• **Short task**
Copy every line of the entries that includes the word "الإقامة".
※
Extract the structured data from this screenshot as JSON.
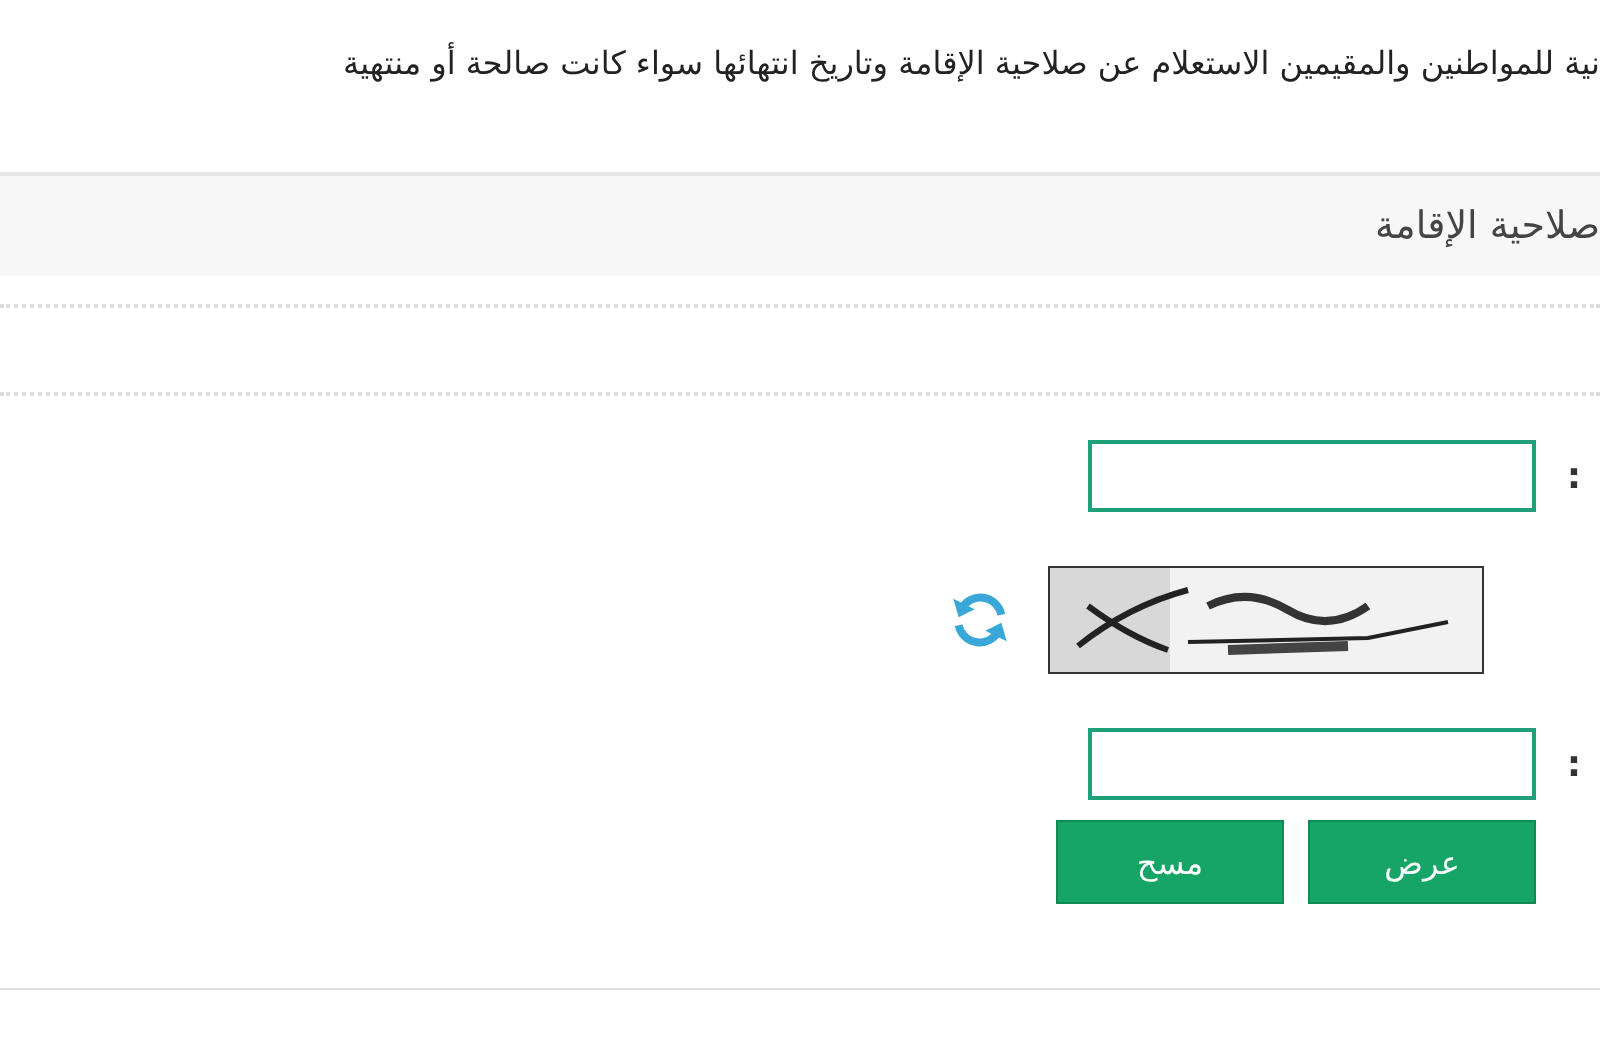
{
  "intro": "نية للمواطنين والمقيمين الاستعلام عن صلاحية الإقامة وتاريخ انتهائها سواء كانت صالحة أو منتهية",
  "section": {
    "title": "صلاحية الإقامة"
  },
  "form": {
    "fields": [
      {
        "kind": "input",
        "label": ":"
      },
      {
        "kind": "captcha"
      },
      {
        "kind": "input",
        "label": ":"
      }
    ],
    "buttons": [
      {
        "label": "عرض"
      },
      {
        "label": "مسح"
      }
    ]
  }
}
※
• **Exercise result**
  "intro": "نية للمواطنين والمقيمين الاستعلام عن صلاحية الإقامة وتاريخ انتهائها سواء كانت صالحة أو منتهية",
    "title": "صلاحية الإقامة"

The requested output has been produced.